**Direction**
Reply with one number: the count of lines in the listing that contain the string "values".

**Data provided**
- - -

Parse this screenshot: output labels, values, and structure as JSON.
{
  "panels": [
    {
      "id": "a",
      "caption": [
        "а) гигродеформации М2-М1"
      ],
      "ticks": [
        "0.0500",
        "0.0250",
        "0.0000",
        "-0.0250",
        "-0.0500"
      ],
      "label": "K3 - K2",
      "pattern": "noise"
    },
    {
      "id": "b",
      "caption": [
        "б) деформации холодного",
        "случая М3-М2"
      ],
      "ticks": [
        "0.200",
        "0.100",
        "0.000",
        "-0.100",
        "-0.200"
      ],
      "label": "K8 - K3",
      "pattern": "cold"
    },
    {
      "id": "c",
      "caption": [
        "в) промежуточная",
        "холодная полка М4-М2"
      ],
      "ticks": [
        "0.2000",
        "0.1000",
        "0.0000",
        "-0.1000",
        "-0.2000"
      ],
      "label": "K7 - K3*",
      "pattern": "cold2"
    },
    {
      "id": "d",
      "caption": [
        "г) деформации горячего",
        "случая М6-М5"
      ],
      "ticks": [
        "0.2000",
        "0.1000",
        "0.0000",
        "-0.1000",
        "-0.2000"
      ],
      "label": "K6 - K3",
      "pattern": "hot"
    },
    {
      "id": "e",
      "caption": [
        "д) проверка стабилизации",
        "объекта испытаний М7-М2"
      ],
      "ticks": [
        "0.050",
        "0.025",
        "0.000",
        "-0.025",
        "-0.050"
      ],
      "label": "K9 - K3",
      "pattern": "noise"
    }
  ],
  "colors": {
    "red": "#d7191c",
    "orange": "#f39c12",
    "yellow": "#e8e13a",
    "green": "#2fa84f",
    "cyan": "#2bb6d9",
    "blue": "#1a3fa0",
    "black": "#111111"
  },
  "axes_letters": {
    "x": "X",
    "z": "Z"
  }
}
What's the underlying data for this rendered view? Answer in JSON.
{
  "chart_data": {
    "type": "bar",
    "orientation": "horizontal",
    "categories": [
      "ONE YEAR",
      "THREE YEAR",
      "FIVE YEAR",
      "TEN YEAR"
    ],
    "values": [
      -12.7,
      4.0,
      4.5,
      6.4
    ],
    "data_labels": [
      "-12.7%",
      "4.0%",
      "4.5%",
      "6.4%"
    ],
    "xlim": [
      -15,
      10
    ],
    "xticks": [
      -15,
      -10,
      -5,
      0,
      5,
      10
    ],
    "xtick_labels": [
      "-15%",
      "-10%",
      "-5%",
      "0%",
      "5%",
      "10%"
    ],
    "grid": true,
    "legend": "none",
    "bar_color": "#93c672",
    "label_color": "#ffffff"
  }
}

- - -

**Solution to this problem**
2